The request: Pictures do not belong in the copy; transcribe everything else in the records exactly.

Supplied information:
• • •

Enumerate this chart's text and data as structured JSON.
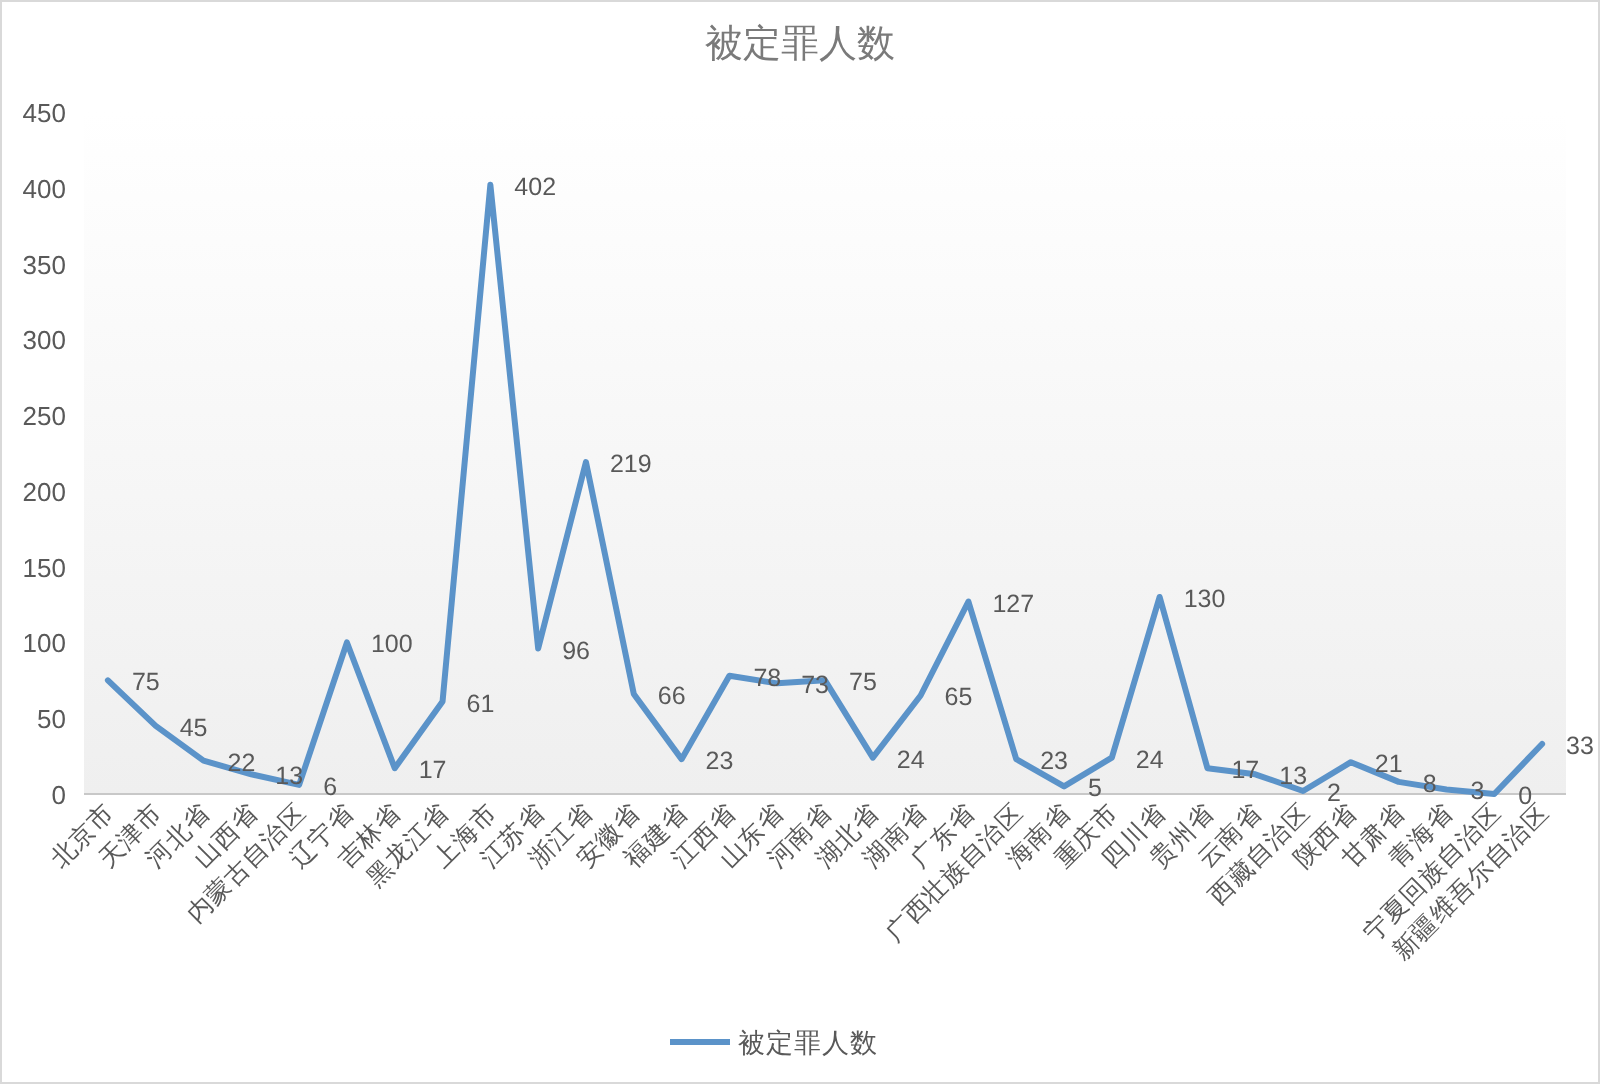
{
  "chart_data": {
    "type": "line",
    "title": "被定罪人数",
    "categories": [
      "北京市",
      "天津市",
      "河北省",
      "山西省",
      "内蒙古自治区",
      "辽宁省",
      "吉林省",
      "黑龙江省",
      "上海市",
      "江苏省",
      "浙江省",
      "安徽省",
      "福建省",
      "江西省",
      "山东省",
      "河南省",
      "湖北省",
      "湖南省",
      "广东省",
      "广西壮族自治区",
      "海南省",
      "重庆市",
      "四川省",
      "贵州省",
      "云南省",
      "西藏自治区",
      "陕西省",
      "甘肃省",
      "青海省",
      "宁夏回族自治区",
      "新疆维吾尔自治区"
    ],
    "series": [
      {
        "name": "被定罪人数",
        "color": "#5b93c9",
        "values": [
          75,
          45,
          22,
          13,
          6,
          100,
          17,
          61,
          402,
          96,
          219,
          66,
          23,
          78,
          73,
          75,
          24,
          65,
          127,
          23,
          5,
          24,
          130,
          17,
          13,
          2,
          21,
          8,
          3,
          0,
          33
        ]
      }
    ],
    "ylim": [
      0,
      450
    ],
    "yticks": [
      0,
      50,
      100,
      150,
      200,
      250,
      300,
      350,
      400,
      450
    ],
    "data_labels": true,
    "legend": "bottom"
  }
}
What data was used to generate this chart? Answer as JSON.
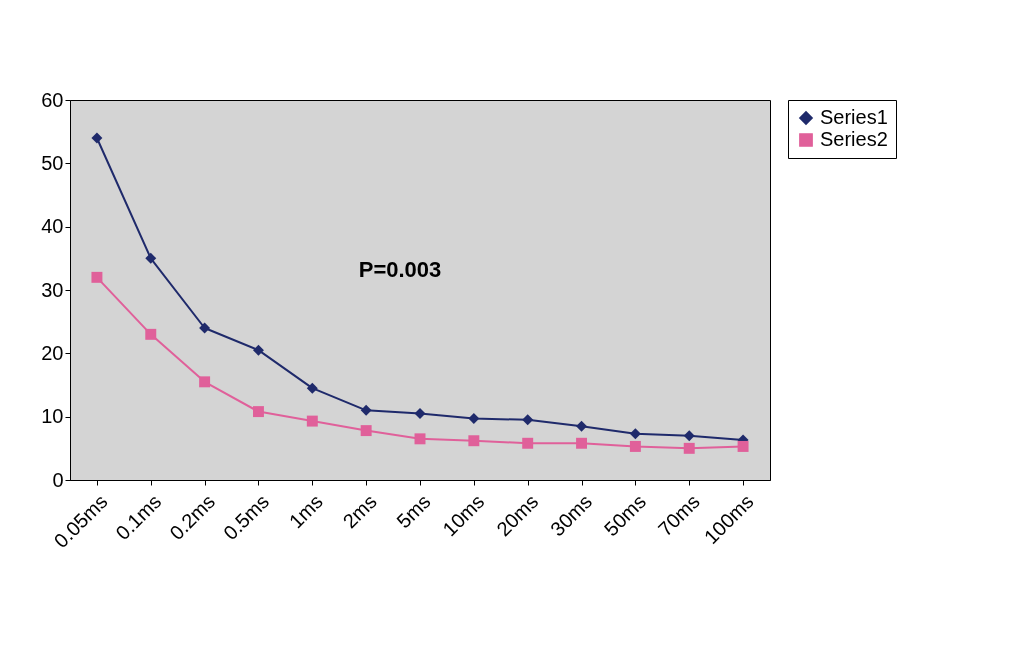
{
  "chart_data": {
    "type": "line",
    "categories": [
      "0.05ms",
      "0.1ms",
      "0.2ms",
      "0.5ms",
      "1ms",
      "2ms",
      "5ms",
      "10ms",
      "20ms",
      "30ms",
      "50ms",
      "70ms",
      "100ms"
    ],
    "series": [
      {
        "name": "Series1",
        "color": "#1f2a6b",
        "marker": "diamond",
        "values": [
          54,
          35,
          24,
          20.5,
          14.5,
          11,
          10.5,
          9.7,
          9.5,
          8.5,
          7.3,
          7,
          6.3
        ]
      },
      {
        "name": "Series2",
        "color": "#e0609a",
        "marker": "square",
        "values": [
          32,
          23,
          15.5,
          10.8,
          9.3,
          7.8,
          6.5,
          6.2,
          5.8,
          5.8,
          5.3,
          5,
          5.3
        ]
      }
    ],
    "ylim": [
      0,
      60
    ],
    "yticks": [
      0,
      10,
      20,
      30,
      40,
      50,
      60
    ],
    "grid": false,
    "legend": "right",
    "line_style": "solid",
    "annotations": [
      "P=0.003"
    ]
  }
}
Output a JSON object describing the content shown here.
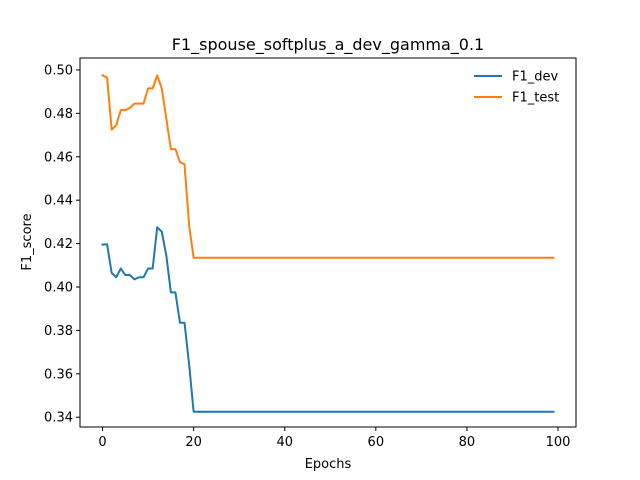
{
  "chart_data": {
    "type": "line",
    "title": "F1_spouse_softplus_a_dev_gamma_0.1",
    "xlabel": "Epochs",
    "ylabel": "F1_score",
    "xlim": [
      -4.95,
      103.95
    ],
    "ylim": [
      0.3355,
      0.5055
    ],
    "xticks": [
      0,
      20,
      40,
      60,
      80,
      100
    ],
    "yticks": [
      0.34,
      0.36,
      0.38,
      0.4,
      0.42,
      0.44,
      0.46,
      0.48,
      0.5
    ],
    "ytick_labels": [
      "0.34",
      "0.36",
      "0.38",
      "0.40",
      "0.42",
      "0.44",
      "0.46",
      "0.48",
      "0.50"
    ],
    "legend": "top-right",
    "grid": false,
    "series": [
      {
        "name": "F1_dev",
        "color": "#1f77b4",
        "x": [
          0,
          1,
          2,
          3,
          4,
          5,
          6,
          7,
          8,
          9,
          10,
          11,
          12,
          13,
          14,
          15,
          16,
          17,
          18,
          19,
          20,
          99
        ],
        "y": [
          0.4195,
          0.4197,
          0.4065,
          0.4045,
          0.4085,
          0.4055,
          0.4055,
          0.4035,
          0.4045,
          0.4045,
          0.4085,
          0.4085,
          0.4275,
          0.4255,
          0.4145,
          0.3975,
          0.3975,
          0.3835,
          0.3835,
          0.3645,
          0.3425,
          0.3425
        ]
      },
      {
        "name": "F1_test",
        "color": "#ff7f0e",
        "x": [
          0,
          1,
          2,
          3,
          4,
          5,
          6,
          7,
          8,
          9,
          10,
          11,
          12,
          13,
          14,
          15,
          16,
          17,
          18,
          19,
          20,
          99
        ],
        "y": [
          0.4975,
          0.4965,
          0.4725,
          0.4745,
          0.4815,
          0.4815,
          0.4825,
          0.4845,
          0.4845,
          0.4845,
          0.4915,
          0.4915,
          0.4975,
          0.4915,
          0.4775,
          0.4635,
          0.4635,
          0.4575,
          0.4565,
          0.4285,
          0.4135,
          0.4135
        ]
      }
    ]
  }
}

• • •

Completed exercise:
Enumerate this chart's text and data as structured JSON.
{
  "chart_data": {
    "type": "line",
    "title": "被定罪人数",
    "categories": [
      "北京市",
      "天津市",
      "河北省",
      "山西省",
      "内蒙古自治区",
      "辽宁省",
      "吉林省",
      "黑龙江省",
      "上海市",
      "江苏省",
      "浙江省",
      "安徽省",
      "福建省",
      "江西省",
      "山东省",
      "河南省",
      "湖北省",
      "湖南省",
      "广东省",
      "广西壮族自治区",
      "海南省",
      "重庆市",
      "四川省",
      "贵州省",
      "云南省",
      "西藏自治区",
      "陕西省",
      "甘肃省",
      "青海省",
      "宁夏回族自治区",
      "新疆维吾尔自治区"
    ],
    "series": [
      {
        "name": "被定罪人数",
        "color": "#5b93c9",
        "values": [
          75,
          45,
          22,
          13,
          6,
          100,
          17,
          61,
          402,
          96,
          219,
          66,
          23,
          78,
          73,
          75,
          24,
          65,
          127,
          23,
          5,
          24,
          130,
          17,
          13,
          2,
          21,
          8,
          3,
          0,
          33
        ]
      }
    ],
    "ylim": [
      0,
      450
    ],
    "yticks": [
      0,
      50,
      100,
      150,
      200,
      250,
      300,
      350,
      400,
      450
    ],
    "data_labels": true,
    "legend": "bottom"
  }
}
What data was used to generate this chart? Answer as JSON.
{
  "chart_data": {
    "type": "line",
    "categories": [
      "0.05ms",
      "0.1ms",
      "0.2ms",
      "0.5ms",
      "1ms",
      "2ms",
      "5ms",
      "10ms",
      "20ms",
      "30ms",
      "50ms",
      "70ms",
      "100ms"
    ],
    "series": [
      {
        "name": "Series1",
        "color": "#1f2a6b",
        "marker": "diamond",
        "values": [
          54,
          35,
          24,
          20.5,
          14.5,
          11,
          10.5,
          9.7,
          9.5,
          8.5,
          7.3,
          7,
          6.3
        ]
      },
      {
        "name": "Series2",
        "color": "#e0609a",
        "marker": "square",
        "values": [
          32,
          23,
          15.5,
          10.8,
          9.3,
          7.8,
          6.5,
          6.2,
          5.8,
          5.8,
          5.3,
          5,
          5.3
        ]
      }
    ],
    "ylim": [
      0,
      60
    ],
    "yticks": [
      0,
      10,
      20,
      30,
      40,
      50,
      60
    ],
    "grid": false,
    "legend": "right",
    "line_style": "solid",
    "annotations": [
      "P=0.003"
    ]
  }
}
Output a JSON object describing the content shown here.
{
  "chart_data": {
    "type": "line",
    "title": "F1_spouse_softplus_a_dev_gamma_0.1",
    "xlabel": "Epochs",
    "ylabel": "F1_score",
    "xlim": [
      -4.95,
      103.95
    ],
    "ylim": [
      0.3355,
      0.5055
    ],
    "xticks": [
      0,
      20,
      40,
      60,
      80,
      100
    ],
    "yticks": [
      0.34,
      0.36,
      0.38,
      0.4,
      0.42,
      0.44,
      0.46,
      0.48,
      0.5
    ],
    "ytick_labels": [
      "0.34",
      "0.36",
      "0.38",
      "0.40",
      "0.42",
      "0.44",
      "0.46",
      "0.48",
      "0.50"
    ],
    "legend": "top-right",
    "grid": false,
    "series": [
      {
        "name": "F1_dev",
        "color": "#1f77b4",
        "x": [
          0,
          1,
          2,
          3,
          4,
          5,
          6,
          7,
          8,
          9,
          10,
          11,
          12,
          13,
          14,
          15,
          16,
          17,
          18,
          19,
          20,
          99
        ],
        "y": [
          0.4195,
          0.4197,
          0.4065,
          0.4045,
          0.4085,
          0.4055,
          0.4055,
          0.4035,
          0.4045,
          0.4045,
          0.4085,
          0.4085,
          0.4275,
          0.4255,
          0.4145,
          0.3975,
          0.3975,
          0.3835,
          0.3835,
          0.3645,
          0.3425,
          0.3425
        ]
      },
      {
        "name": "F1_test",
        "color": "#ff7f0e",
        "x": [
          0,
          1,
          2,
          3,
          4,
          5,
          6,
          7,
          8,
          9,
          10,
          11,
          12,
          13,
          14,
          15,
          16,
          17,
          18,
          19,
          20,
          99
        ],
        "y": [
          0.4975,
          0.4965,
          0.4725,
          0.4745,
          0.4815,
          0.4815,
          0.4825,
          0.4845,
          0.4845,
          0.4845,
          0.4915,
          0.4915,
          0.4975,
          0.4915,
          0.4775,
          0.4635,
          0.4635,
          0.4575,
          0.4565,
          0.4285,
          0.4135,
          0.4135
        ]
      }
    ]
  }
}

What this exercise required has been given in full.